[Written instruction]
Extract each line of the records below that contains the word "name".

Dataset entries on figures
▼
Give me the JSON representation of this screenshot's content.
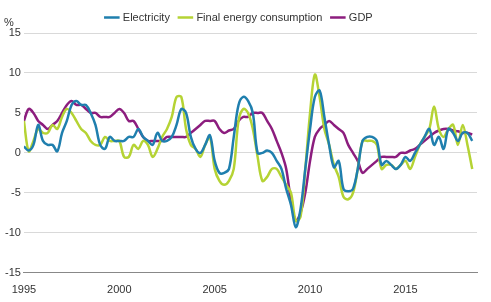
{
  "chart_data": {
    "type": "line",
    "ylabel": "%",
    "x": [
      1995,
      1995.25,
      1995.5,
      1995.75,
      1996,
      1996.25,
      1996.5,
      1996.75,
      1997,
      1997.25,
      1997.5,
      1997.75,
      1998,
      1998.25,
      1998.5,
      1998.75,
      1999,
      1999.25,
      1999.5,
      1999.75,
      2000,
      2000.25,
      2000.5,
      2000.75,
      2001,
      2001.25,
      2001.5,
      2001.75,
      2002,
      2002.25,
      2002.5,
      2002.75,
      2003,
      2003.25,
      2003.5,
      2003.75,
      2004,
      2004.25,
      2004.5,
      2004.75,
      2005,
      2005.25,
      2005.5,
      2005.75,
      2006,
      2006.25,
      2006.5,
      2006.75,
      2007,
      2007.25,
      2007.5,
      2007.75,
      2008,
      2008.25,
      2008.5,
      2008.75,
      2009,
      2009.25,
      2009.5,
      2009.75,
      2010,
      2010.25,
      2010.5,
      2010.75,
      2011,
      2011.25,
      2011.5,
      2011.75,
      2012,
      2012.25,
      2012.5,
      2012.75,
      2013,
      2013.25,
      2013.5,
      2013.75,
      2014,
      2014.25,
      2014.5,
      2014.75,
      2015,
      2015.25,
      2015.5,
      2015.75,
      2016,
      2016.25,
      2016.5,
      2016.75,
      2017,
      2017.25,
      2017.5,
      2017.75,
      2018,
      2018.25,
      2018.5
    ],
    "series": [
      {
        "name": "Electricity",
        "color": "#1f7fae",
        "values": [
          0.8,
          0.3,
          1,
          3.5,
          1.5,
          1,
          1,
          0.2,
          2.5,
          4,
          6,
          6.5,
          6,
          6,
          5,
          3.5,
          1,
          0.5,
          2,
          1.5,
          1.5,
          1.5,
          2,
          2,
          3,
          2,
          1.5,
          1,
          2.5,
          1.5,
          1.5,
          2,
          3.5,
          5.5,
          5,
          2,
          0.5,
          0,
          1,
          2.2,
          -1,
          -2.5,
          -2.5,
          -2,
          2,
          6,
          7,
          6.5,
          5,
          0,
          0,
          0.3,
          0,
          -1,
          -2,
          -4.5,
          -6.5,
          -9.3,
          -7,
          -2,
          3,
          7,
          7.8,
          4.5,
          1,
          -1.8,
          -1,
          -4.5,
          -4.8,
          -4.5,
          -2,
          1.5,
          2,
          2,
          1.5,
          -1.5,
          -1,
          -1.5,
          -2,
          -1.5,
          -0.5,
          -1,
          0,
          1,
          2,
          3,
          1,
          2,
          0.5,
          3,
          2.5,
          1.5,
          2.5,
          2.5,
          1.5
        ]
      },
      {
        "name": "Final energy consumption",
        "color": "#b5d334",
        "values": [
          4,
          0.2,
          1.5,
          3,
          2.5,
          2.5,
          3.5,
          3,
          4.5,
          5.5,
          5,
          4,
          3,
          2.5,
          1.5,
          1,
          1,
          2,
          1.5,
          1.5,
          1.5,
          -0.5,
          -0.5,
          1,
          0.5,
          1.5,
          1,
          -0.5,
          0.5,
          2,
          3,
          4.5,
          7,
          7,
          3,
          1,
          0.5,
          -0.5,
          1,
          2,
          -2,
          -3.5,
          -4,
          -3.5,
          -2,
          4,
          5.5,
          5,
          3,
          -0.5,
          -3.5,
          -3,
          -2,
          -2,
          -3,
          -4,
          -5,
          -8.5,
          -8,
          -2,
          5,
          9.8,
          7,
          3,
          1,
          -1.5,
          -3,
          -5.5,
          -5.8,
          -5,
          -2,
          1.5,
          1.5,
          1.5,
          1,
          -2,
          -1.5,
          -1.5,
          -2,
          -1.5,
          -1,
          -2,
          -0.5,
          1,
          2,
          3,
          5.8,
          3,
          2,
          3,
          3.5,
          1,
          3.5,
          1,
          -2
        ]
      },
      {
        "name": "GDP",
        "color": "#8c1d7e",
        "values": [
          4,
          5.5,
          5,
          4,
          3.5,
          3,
          3.5,
          4,
          5,
          6,
          6.5,
          6,
          6,
          5.5,
          5,
          5,
          4.5,
          4.5,
          4.5,
          5,
          5.5,
          5,
          4,
          4,
          3,
          2,
          1.5,
          1.5,
          1.5,
          1.5,
          2,
          2,
          2,
          2,
          2,
          2.5,
          3,
          3.5,
          4,
          4,
          4,
          3,
          2.5,
          2.8,
          3,
          4,
          4.5,
          4.5,
          5,
          5,
          5,
          4,
          3,
          1.5,
          0,
          -2,
          -6,
          -8.5,
          -7.5,
          -5,
          -1,
          2,
          3,
          3.5,
          4,
          3.5,
          3,
          2.5,
          1,
          0,
          -1,
          -2.5,
          -2,
          -1.5,
          -1,
          -0.5,
          -0.5,
          -0.5,
          -0.5,
          0,
          0,
          0.3,
          0.5,
          1,
          1.5,
          2,
          2.5,
          2.8,
          3,
          3,
          2.8,
          2.7,
          2.5,
          2.5,
          2.3
        ]
      }
    ],
    "xlim": [
      1995,
      2018.75
    ],
    "xticks": [
      1995,
      2000,
      2005,
      2010,
      2015
    ],
    "ylim": [
      -15,
      15
    ],
    "yticks": [
      -15,
      -10,
      -5,
      0,
      5,
      10,
      15
    ],
    "grid": true,
    "legend": "top"
  }
}
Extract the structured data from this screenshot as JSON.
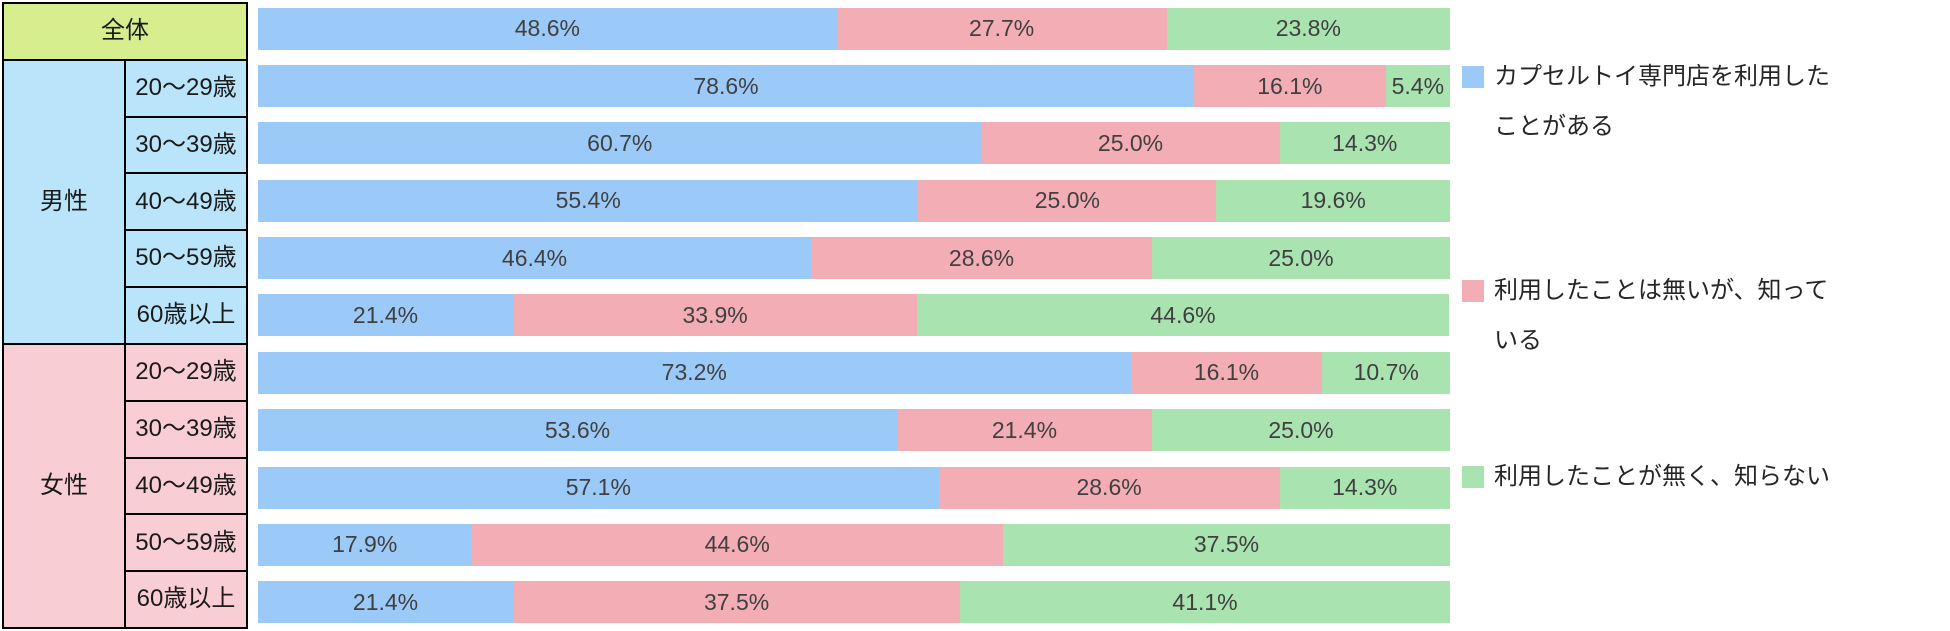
{
  "colors": {
    "bar_blue": "#9CCAF8",
    "bar_pink": "#F2AEB4",
    "bar_green": "#A9E3AF",
    "header_green": "#D7EE8E",
    "male_bg": "#BAE4FA",
    "female_bg": "#F8CDD3",
    "border": "#000000",
    "label_text": "#404040"
  },
  "table": {
    "overall_label": "全体",
    "groups": [
      {
        "key": "male",
        "label": "男性",
        "ages": [
          "20〜29歳",
          "30〜39歳",
          "40〜49歳",
          "50〜59歳",
          "60歳以上"
        ]
      },
      {
        "key": "female",
        "label": "女性",
        "ages": [
          "20〜29歳",
          "30〜39歳",
          "40〜49歳",
          "50〜59歳",
          "60歳以上"
        ]
      }
    ]
  },
  "legend": {
    "items": [
      {
        "key": "used",
        "color": "#9CCAF8",
        "label": "カプセルトイ専門店を利用したことがある",
        "lines": [
          "カプセルトイ専門店を利用した",
          "ことがある"
        ]
      },
      {
        "key": "known-not-used",
        "color": "#F2AEB4",
        "label": "利用したことは無いが、知っている",
        "lines": [
          "利用したことは無いが、知って",
          "いる"
        ]
      },
      {
        "key": "unknown",
        "color": "#A9E3AF",
        "label": "利用したことが無く、知らない",
        "lines": [
          "利用したことが無く、知らない"
        ]
      }
    ]
  },
  "chart_data": {
    "type": "bar",
    "stacked": true,
    "orientation": "horizontal",
    "value_unit": "%",
    "xlim": [
      0,
      100
    ],
    "value_format": "0.0%",
    "categories": [
      "全体",
      "男性 20〜29歳",
      "男性 30〜39歳",
      "男性 40〜49歳",
      "男性 50〜59歳",
      "男性 60歳以上",
      "女性 20〜29歳",
      "女性 30〜39歳",
      "女性 40〜49歳",
      "女性 50〜59歳",
      "女性 60歳以上"
    ],
    "series": [
      {
        "key": "used",
        "name": "カプセルトイ専門店を利用したことがある",
        "color": "#9CCAF8",
        "values": [
          48.6,
          78.6,
          60.7,
          55.4,
          46.4,
          21.4,
          73.2,
          53.6,
          57.1,
          17.9,
          21.4
        ]
      },
      {
        "key": "known-not-used",
        "name": "利用したことは無いが、知っている",
        "color": "#F2AEB4",
        "values": [
          27.7,
          16.1,
          25.0,
          25.0,
          28.6,
          33.9,
          16.1,
          21.4,
          28.6,
          44.6,
          37.5
        ]
      },
      {
        "key": "unknown",
        "name": "利用したことが無く、知らない",
        "color": "#A9E3AF",
        "values": [
          23.8,
          5.4,
          14.3,
          19.6,
          25.0,
          44.6,
          10.7,
          25.0,
          14.3,
          37.5,
          41.1
        ]
      }
    ]
  }
}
▲
[Task result]
        "name": "Electricity",
        "name": "Final energy consumption",
        "name": "GDP",
        "name": "カプセルトイ専門店を利用したことがある",
        "name": "利用したことは無いが、知っている",
        "name": "利用したことが無く、知らない",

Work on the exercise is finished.